[Stored entries]
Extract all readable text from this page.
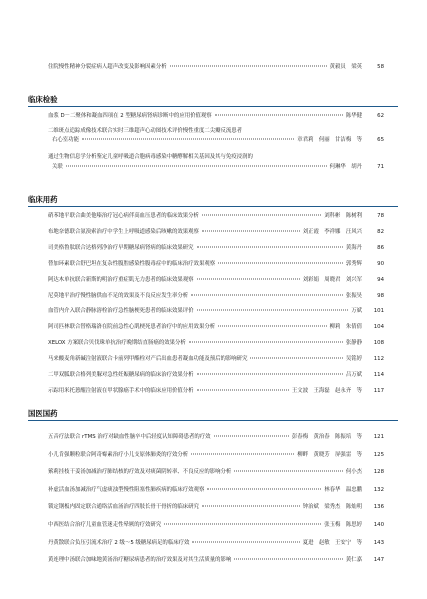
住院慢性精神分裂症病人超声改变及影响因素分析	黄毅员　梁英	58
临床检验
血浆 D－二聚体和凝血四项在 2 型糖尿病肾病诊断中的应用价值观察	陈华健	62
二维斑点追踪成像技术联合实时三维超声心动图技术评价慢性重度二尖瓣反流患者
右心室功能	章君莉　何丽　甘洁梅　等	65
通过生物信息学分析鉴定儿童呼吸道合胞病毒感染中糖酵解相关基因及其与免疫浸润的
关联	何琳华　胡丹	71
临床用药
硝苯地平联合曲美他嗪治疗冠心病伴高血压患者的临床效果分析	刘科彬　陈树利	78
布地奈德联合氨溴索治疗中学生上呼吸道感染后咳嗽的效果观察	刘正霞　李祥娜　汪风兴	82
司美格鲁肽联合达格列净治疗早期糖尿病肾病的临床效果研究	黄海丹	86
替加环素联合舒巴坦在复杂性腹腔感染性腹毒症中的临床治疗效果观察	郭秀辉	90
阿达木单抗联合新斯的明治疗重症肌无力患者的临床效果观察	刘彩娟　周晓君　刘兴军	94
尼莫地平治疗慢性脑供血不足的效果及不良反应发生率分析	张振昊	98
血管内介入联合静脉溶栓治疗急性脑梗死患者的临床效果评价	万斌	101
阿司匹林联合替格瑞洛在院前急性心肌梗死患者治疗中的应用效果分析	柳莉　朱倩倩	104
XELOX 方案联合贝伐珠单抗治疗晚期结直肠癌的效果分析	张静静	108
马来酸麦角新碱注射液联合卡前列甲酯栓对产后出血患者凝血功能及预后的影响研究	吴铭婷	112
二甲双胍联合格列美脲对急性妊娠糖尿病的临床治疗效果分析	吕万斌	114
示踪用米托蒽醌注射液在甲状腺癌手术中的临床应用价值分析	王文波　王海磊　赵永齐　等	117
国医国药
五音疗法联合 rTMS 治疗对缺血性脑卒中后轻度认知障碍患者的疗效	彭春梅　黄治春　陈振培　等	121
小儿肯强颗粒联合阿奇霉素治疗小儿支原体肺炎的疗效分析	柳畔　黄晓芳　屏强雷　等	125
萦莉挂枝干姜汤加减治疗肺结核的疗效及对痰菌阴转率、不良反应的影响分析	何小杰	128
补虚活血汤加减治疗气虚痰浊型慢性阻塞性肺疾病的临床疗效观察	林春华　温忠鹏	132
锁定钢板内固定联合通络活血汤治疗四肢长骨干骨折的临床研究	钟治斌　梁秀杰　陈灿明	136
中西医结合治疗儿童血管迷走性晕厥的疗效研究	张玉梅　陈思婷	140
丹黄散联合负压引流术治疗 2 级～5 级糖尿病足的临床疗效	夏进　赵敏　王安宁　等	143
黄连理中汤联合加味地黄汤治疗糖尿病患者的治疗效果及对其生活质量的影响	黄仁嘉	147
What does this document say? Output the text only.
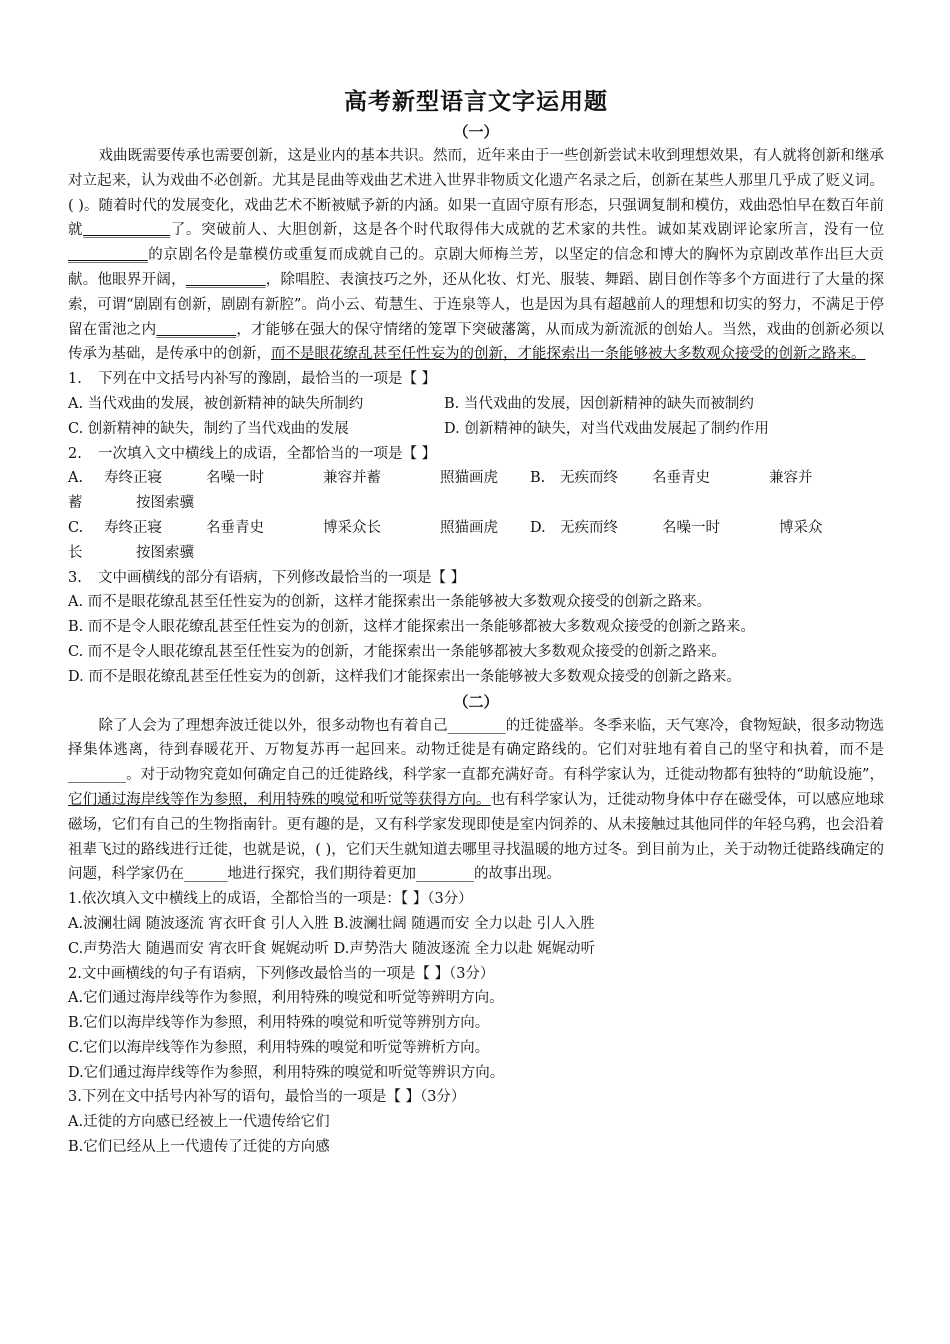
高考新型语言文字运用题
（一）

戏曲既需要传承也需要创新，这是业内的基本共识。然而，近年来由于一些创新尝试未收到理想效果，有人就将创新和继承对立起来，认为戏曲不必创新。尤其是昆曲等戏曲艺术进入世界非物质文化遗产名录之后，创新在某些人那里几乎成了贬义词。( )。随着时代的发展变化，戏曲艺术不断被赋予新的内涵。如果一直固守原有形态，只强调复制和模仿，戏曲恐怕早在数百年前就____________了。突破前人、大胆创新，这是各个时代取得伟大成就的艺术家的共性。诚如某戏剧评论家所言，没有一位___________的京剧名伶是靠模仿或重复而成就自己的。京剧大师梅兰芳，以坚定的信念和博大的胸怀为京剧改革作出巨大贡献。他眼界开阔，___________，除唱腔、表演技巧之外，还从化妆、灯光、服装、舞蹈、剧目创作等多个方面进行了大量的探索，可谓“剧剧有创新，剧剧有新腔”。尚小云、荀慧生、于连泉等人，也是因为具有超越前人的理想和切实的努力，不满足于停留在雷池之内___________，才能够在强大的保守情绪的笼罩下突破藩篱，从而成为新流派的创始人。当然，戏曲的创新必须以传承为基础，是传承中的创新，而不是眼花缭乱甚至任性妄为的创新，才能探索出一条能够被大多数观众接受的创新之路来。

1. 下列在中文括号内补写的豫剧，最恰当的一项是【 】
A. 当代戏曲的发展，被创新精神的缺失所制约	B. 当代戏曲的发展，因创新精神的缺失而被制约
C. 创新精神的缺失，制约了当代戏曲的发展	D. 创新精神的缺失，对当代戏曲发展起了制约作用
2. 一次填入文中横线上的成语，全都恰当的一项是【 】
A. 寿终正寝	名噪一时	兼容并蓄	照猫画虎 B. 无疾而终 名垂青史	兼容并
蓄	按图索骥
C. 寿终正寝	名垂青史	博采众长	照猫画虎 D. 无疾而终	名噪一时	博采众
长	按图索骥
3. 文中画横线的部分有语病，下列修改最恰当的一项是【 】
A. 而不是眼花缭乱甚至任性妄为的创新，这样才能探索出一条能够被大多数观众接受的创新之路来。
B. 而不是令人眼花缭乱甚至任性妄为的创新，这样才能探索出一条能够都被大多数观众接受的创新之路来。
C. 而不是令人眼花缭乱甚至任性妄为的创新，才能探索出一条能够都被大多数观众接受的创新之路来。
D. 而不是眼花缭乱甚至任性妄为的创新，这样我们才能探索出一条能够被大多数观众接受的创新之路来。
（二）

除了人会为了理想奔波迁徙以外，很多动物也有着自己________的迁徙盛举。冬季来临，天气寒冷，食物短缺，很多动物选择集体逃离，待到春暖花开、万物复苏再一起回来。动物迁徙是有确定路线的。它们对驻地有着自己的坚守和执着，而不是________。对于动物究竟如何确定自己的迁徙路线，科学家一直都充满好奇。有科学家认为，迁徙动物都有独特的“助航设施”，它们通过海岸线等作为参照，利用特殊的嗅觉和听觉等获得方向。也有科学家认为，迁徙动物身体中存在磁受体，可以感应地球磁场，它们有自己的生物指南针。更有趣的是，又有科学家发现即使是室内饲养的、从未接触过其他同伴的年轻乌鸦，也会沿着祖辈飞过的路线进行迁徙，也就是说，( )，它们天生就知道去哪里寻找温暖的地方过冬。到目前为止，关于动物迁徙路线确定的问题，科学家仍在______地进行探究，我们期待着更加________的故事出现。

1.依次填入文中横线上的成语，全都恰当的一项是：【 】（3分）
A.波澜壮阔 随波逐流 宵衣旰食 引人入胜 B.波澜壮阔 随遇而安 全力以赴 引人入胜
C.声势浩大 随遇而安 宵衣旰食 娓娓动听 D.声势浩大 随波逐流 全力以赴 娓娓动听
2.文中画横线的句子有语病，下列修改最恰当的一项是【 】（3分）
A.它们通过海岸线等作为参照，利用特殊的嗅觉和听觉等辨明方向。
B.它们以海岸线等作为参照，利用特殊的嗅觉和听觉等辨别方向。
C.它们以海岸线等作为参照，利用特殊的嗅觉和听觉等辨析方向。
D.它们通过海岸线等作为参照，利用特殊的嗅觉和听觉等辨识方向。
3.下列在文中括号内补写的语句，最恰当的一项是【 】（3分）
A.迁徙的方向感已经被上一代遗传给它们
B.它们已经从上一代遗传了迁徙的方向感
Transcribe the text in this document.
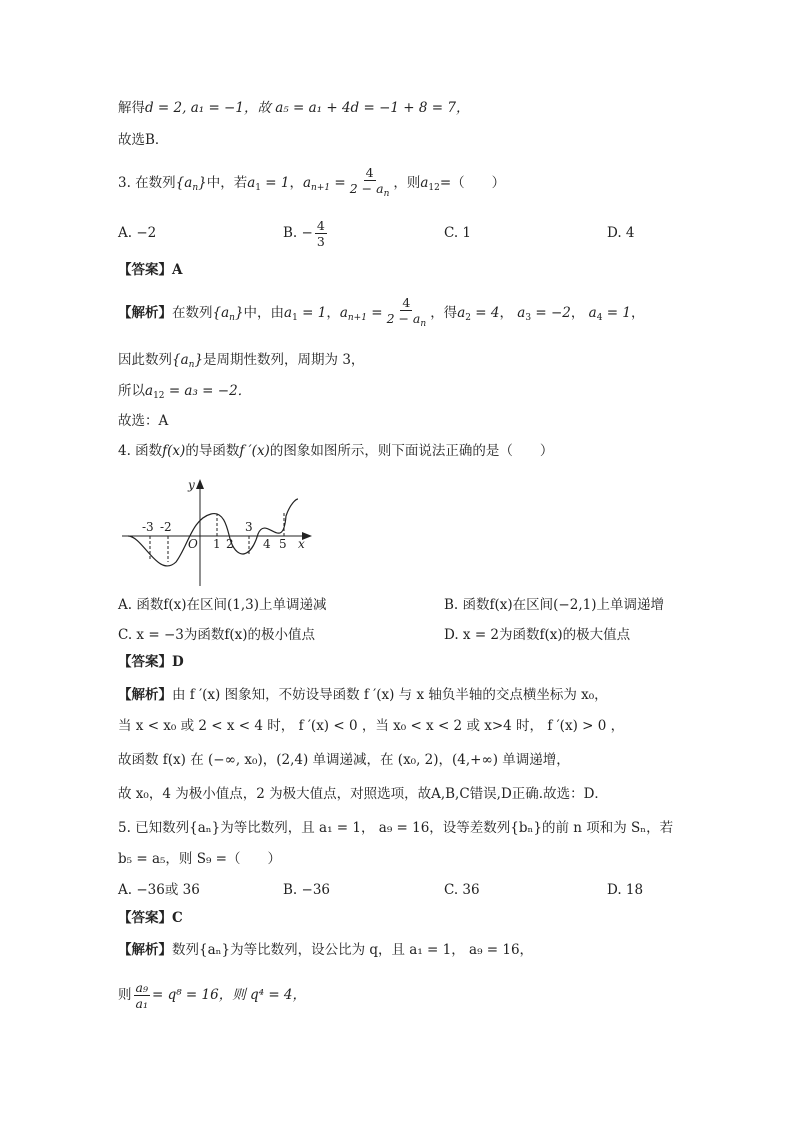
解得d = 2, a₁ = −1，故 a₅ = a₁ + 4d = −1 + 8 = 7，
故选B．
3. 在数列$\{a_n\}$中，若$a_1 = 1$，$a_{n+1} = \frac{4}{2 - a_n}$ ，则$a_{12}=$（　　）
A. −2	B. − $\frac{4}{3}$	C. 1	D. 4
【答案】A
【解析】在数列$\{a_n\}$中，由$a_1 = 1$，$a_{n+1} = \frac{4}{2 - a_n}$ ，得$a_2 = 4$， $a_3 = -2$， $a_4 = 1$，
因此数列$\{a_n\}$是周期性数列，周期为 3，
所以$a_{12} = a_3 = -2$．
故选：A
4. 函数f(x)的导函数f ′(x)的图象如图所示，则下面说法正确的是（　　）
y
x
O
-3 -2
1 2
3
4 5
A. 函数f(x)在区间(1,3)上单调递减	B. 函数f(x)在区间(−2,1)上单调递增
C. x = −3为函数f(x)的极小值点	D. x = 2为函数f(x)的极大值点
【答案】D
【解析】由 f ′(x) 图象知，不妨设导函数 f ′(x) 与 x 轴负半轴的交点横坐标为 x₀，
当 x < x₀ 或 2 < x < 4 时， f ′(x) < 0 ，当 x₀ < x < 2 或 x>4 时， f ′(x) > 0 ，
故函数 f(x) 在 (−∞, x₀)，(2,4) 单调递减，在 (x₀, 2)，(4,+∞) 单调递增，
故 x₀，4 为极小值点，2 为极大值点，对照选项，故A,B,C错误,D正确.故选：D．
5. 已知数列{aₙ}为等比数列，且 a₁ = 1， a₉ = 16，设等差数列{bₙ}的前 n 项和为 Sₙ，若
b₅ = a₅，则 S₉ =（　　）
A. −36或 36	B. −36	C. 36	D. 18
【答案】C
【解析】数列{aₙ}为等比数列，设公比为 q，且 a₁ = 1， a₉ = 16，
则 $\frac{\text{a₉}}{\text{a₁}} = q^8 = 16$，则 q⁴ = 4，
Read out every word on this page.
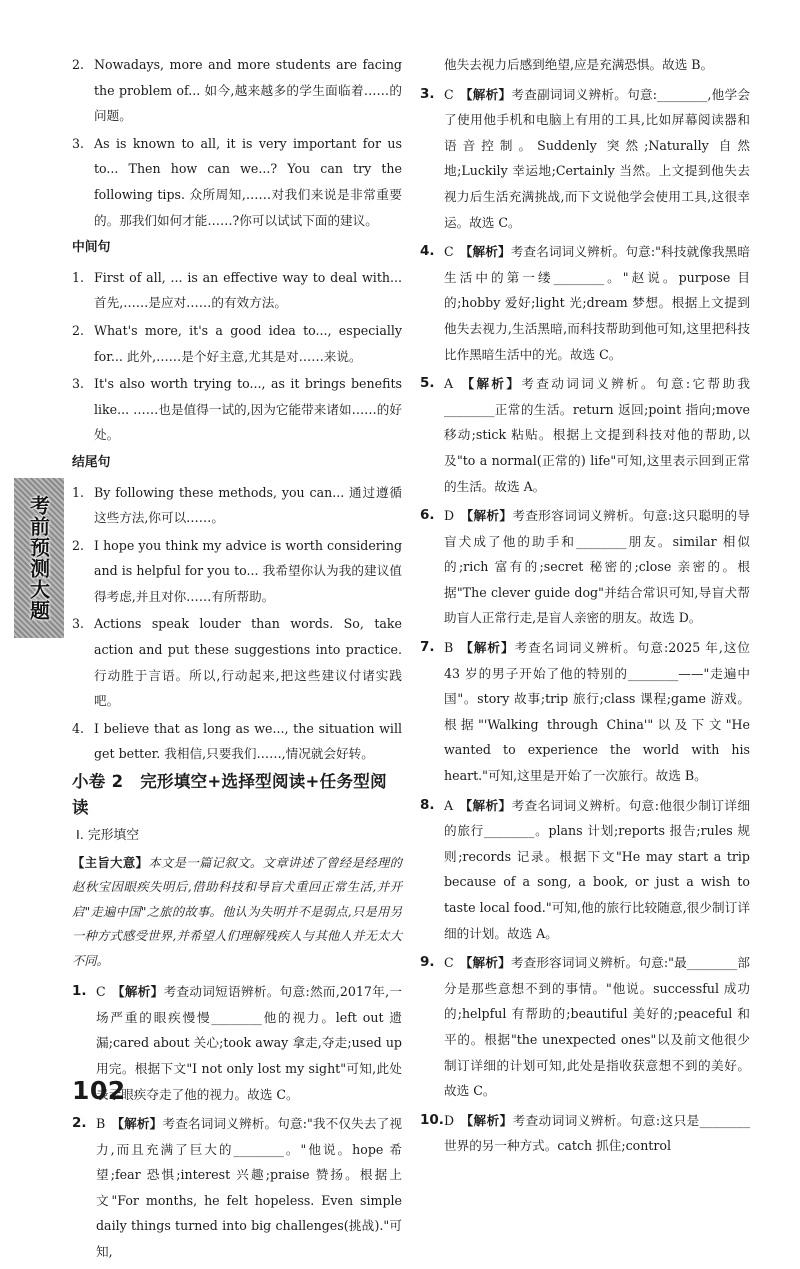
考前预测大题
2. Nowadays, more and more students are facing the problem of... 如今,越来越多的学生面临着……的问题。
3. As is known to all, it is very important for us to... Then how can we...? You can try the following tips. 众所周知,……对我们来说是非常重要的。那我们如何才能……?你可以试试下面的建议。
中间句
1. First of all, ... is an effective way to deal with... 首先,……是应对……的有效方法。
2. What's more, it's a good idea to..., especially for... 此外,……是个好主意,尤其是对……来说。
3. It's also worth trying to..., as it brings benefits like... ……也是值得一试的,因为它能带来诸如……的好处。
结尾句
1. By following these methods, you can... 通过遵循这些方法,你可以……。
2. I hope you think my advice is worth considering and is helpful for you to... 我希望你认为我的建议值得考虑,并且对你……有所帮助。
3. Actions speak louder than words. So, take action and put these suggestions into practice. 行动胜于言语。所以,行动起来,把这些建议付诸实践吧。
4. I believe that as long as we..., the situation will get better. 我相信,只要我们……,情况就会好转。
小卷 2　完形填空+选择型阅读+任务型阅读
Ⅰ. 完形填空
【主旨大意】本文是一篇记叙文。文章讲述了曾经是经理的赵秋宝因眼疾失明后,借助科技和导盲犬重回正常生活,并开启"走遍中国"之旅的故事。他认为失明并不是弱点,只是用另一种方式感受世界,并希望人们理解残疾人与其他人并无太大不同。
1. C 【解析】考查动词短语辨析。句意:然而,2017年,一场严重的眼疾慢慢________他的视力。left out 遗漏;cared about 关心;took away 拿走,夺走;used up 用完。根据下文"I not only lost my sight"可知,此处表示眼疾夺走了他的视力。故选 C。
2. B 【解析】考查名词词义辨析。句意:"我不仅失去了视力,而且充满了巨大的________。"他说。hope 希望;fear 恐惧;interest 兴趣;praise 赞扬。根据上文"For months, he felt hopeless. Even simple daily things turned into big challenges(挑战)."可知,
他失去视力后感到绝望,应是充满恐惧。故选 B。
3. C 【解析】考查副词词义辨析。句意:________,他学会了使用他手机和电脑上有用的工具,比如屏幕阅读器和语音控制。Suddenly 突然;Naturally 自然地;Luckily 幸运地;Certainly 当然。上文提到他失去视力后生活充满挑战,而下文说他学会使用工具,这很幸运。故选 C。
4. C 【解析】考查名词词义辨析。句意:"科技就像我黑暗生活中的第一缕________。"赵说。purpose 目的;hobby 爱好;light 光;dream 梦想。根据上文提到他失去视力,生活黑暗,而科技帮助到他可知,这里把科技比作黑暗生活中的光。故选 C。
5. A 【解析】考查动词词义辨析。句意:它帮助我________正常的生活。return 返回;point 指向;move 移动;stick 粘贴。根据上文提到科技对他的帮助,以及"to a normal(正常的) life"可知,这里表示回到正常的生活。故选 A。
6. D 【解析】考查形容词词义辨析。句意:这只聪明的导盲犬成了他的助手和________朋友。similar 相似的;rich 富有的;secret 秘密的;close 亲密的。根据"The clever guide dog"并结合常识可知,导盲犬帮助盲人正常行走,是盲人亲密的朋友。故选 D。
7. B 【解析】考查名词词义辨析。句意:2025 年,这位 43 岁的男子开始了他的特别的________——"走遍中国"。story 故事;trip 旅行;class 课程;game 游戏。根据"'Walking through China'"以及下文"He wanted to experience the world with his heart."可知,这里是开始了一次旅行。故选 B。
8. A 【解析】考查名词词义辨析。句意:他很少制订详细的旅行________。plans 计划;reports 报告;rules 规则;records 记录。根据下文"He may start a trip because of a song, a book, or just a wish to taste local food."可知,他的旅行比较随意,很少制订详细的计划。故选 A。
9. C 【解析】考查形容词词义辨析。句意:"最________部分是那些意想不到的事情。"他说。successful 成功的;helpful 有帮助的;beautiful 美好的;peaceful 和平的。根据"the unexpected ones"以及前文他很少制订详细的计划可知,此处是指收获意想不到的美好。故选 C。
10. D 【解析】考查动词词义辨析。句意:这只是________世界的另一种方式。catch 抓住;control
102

EXERCISE PROMPT
What is the number of lines in the records that contain the word "trip"? Answer with the number and nothing else.

CORRECT RESPONSE
2